Copy out, unchanged, the lines from the one containing "footer-bar — [0, 1665, 1000, 1699]" up to and including the one containing "text-line: ciproco flatu".

[Labeled box records]
* * * *
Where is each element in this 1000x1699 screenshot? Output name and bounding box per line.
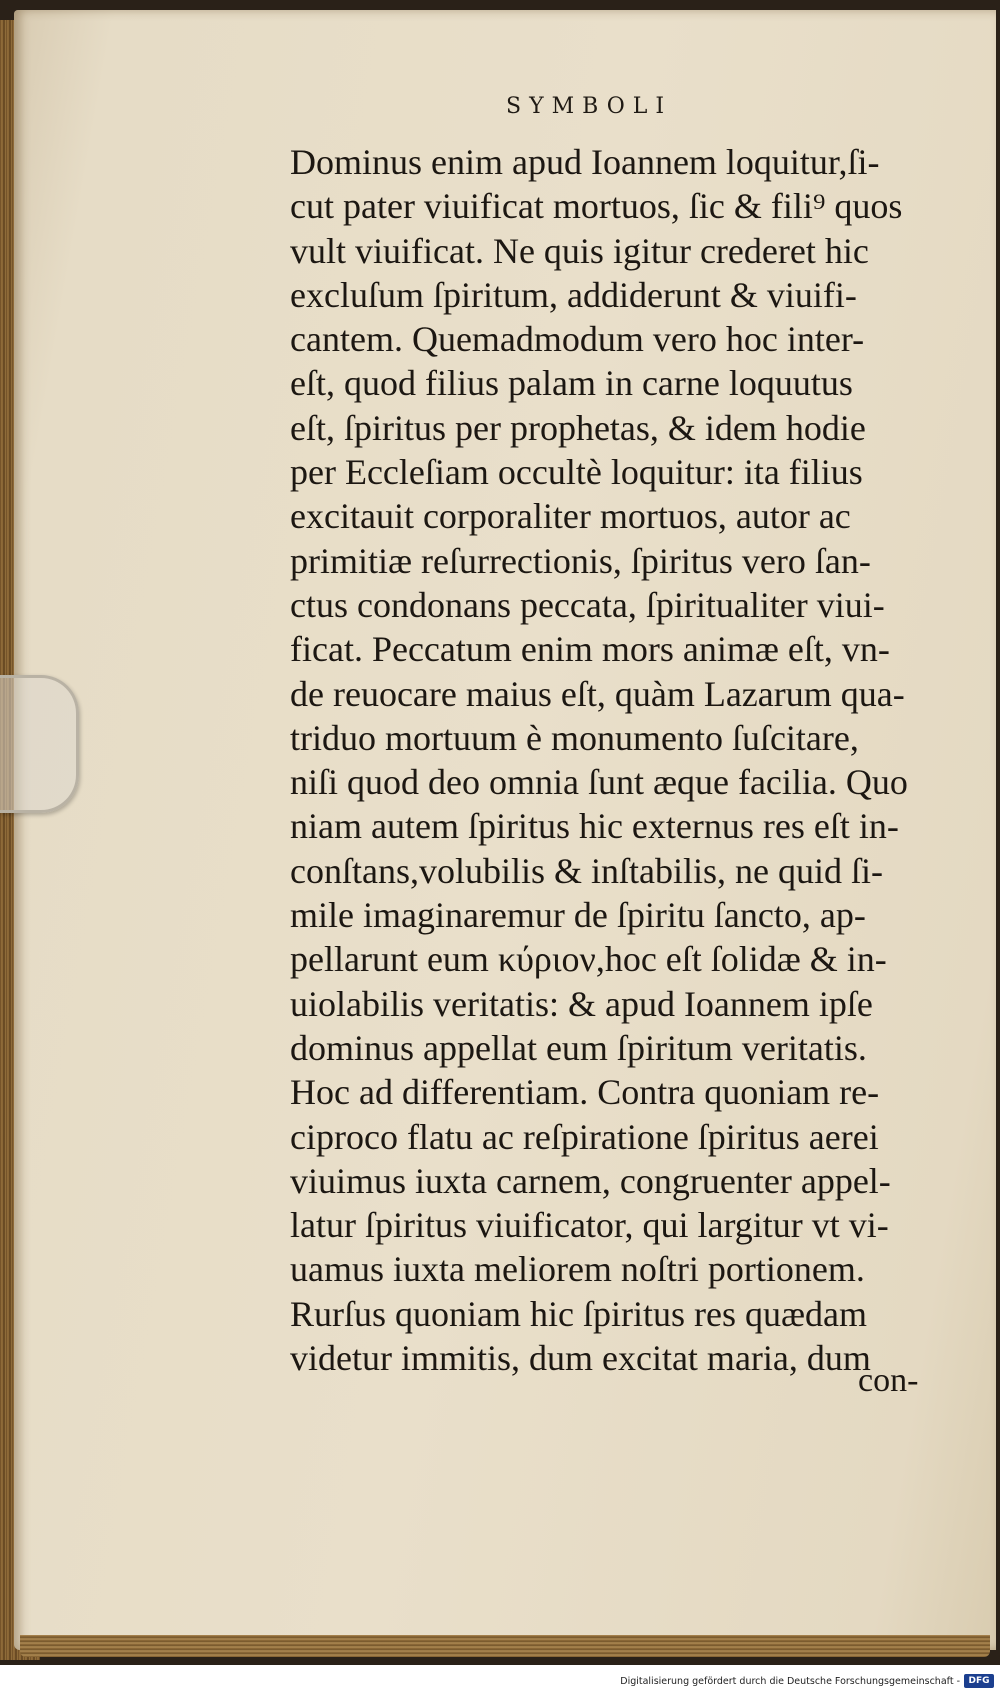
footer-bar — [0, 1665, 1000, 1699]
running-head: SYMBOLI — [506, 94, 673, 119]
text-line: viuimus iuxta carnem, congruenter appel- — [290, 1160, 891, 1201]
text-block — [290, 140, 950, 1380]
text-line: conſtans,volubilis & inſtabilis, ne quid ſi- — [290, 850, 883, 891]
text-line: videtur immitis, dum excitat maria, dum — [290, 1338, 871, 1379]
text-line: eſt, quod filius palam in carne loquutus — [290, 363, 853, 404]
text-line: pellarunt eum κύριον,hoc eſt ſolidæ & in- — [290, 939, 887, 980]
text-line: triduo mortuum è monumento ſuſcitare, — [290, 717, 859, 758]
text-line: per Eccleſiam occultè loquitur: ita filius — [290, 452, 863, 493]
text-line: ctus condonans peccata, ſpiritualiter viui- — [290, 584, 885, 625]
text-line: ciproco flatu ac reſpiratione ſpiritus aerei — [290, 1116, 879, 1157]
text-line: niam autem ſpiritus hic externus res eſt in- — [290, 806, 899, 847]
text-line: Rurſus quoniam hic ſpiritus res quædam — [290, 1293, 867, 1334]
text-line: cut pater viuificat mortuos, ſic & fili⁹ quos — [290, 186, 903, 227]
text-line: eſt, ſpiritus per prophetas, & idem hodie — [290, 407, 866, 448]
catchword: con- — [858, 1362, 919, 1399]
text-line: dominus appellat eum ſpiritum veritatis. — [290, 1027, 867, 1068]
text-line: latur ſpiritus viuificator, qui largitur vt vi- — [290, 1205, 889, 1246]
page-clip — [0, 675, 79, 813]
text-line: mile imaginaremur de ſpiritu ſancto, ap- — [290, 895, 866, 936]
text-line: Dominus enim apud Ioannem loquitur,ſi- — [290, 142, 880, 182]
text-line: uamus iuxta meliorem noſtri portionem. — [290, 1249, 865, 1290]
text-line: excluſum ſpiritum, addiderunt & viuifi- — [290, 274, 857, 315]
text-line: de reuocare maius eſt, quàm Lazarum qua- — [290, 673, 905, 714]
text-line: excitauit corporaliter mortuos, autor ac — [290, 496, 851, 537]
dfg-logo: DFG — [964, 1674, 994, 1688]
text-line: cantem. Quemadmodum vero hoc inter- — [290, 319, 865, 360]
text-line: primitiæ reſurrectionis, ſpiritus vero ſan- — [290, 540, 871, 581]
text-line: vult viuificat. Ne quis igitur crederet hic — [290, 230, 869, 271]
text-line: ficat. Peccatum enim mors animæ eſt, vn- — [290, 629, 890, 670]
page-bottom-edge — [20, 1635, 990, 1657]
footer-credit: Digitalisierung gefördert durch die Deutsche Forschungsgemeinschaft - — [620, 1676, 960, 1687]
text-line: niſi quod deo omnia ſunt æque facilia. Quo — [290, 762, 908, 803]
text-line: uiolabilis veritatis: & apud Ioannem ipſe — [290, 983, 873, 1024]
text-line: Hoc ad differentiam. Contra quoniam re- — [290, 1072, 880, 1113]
* * * *
> THE SOLUTION:
footer-bar — [0, 1665, 1000, 1699]
running-head: SYMBOLI — [506, 94, 673, 119]
text-line: viuimus iuxta carnem, congruenter appel- — [290, 1160, 891, 1201]
text-block — [290, 140, 950, 1380]
text-line: conſtans,volubilis & inſtabilis, ne quid ſi- — [290, 850, 883, 891]
text-line: videtur immitis, dum excitat maria, dum — [290, 1338, 871, 1379]
text-line: eſt, quod filius palam in carne loquutus — [290, 363, 853, 404]
text-line: pellarunt eum κύριον,hoc eſt ſolidæ & in- — [290, 939, 887, 980]
text-line: triduo mortuum è monumento ſuſcitare, — [290, 717, 859, 758]
text-line: per Eccleſiam occultè loquitur: ita filius — [290, 452, 863, 493]
text-line: ctus condonans peccata, ſpiritualiter viui- — [290, 584, 885, 625]
text-line: ciproco flatu ac reſpiratione ſpiritus aerei — [290, 1116, 879, 1157]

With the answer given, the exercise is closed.